** BEGIN **

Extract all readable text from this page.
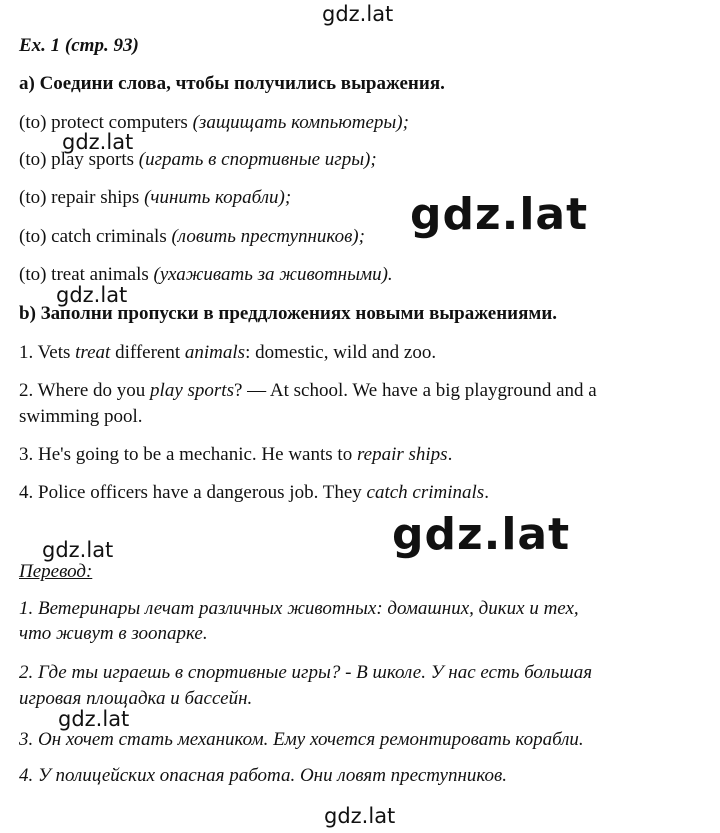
gdz.lat
gdz.lat
gdz.lat
gdz.lat
gdz.lat
gdz.lat
gdz.lat
gdz.lat
Ex. 1 (стр. 93)
a) Соедини слова, чтобы получились выражения.
(to) protect computers (защищать компьютеры);
(to) play sports (играть в спортивные игры);
(to) repair ships (чинить корабли);
(to) catch criminals (ловить преступников);
(to) treat animals (ухаживать за животными).
b) Заполни пропуски в преддложениях новыми выражениями.
1. Vets treat different animals: domestic, wild and zoo.
2. Where do you play sports? — At school. We have a big playground and a
swimming pool.
3. He's going to be a mechanic. He wants to repair ships.
4. Police officers have a dangerous job. They catch criminals.
Перевод:
1. Ветеринары лечат различных животных: домашних, диких и тех,
что живут в зоопарке.
2. Где ты играешь в спортивные игры? - В школе. У нас есть большая
игровая площадка и бассейн.
3. Он хочет стать механиком. Ему хочется ремонтировать корабли.
4. У полицейских опасная работа. Они ловят преступников.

** END **

§ **YOUR INSTRUCTIONS**:
Return the listing above word for word, with the pictures removed.

§ **FINISHED TASK**:
Extract all readable text from this page.
gdz.lat
gdz.lat
gdz.lat
gdz.lat
gdz.lat
gdz.lat
gdz.lat
gdz.lat
Ex. 1 (стр. 93)
a) Соедини слова, чтобы получились выражения.
(to) protect computers (защищать компьютеры);
(to) play sports (играть в спортивные игры);
(to) repair ships (чинить корабли);
(to) catch criminals (ловить преступников);
(to) treat animals (ухаживать за животными).
b) Заполни пропуски в преддложениях новыми выражениями.
1. Vets treat different animals: domestic, wild and zoo.
2. Where do you play sports? — At school. We have a big playground and a
swimming pool.
3. He's going to be a mechanic. He wants to repair ships.
4. Police officers have a dangerous job. They catch criminals.
Перевод:
1. Ветеринары лечат различных животных: домашних, диких и тех,
что живут в зоопарке.
2. Где ты играешь в спортивные игры? - В школе. У нас есть большая
игровая площадка и бассейн.
3. Он хочет стать механиком. Ему хочется ремонтировать корабли.
4. У полицейских опасная работа. Они ловят преступников.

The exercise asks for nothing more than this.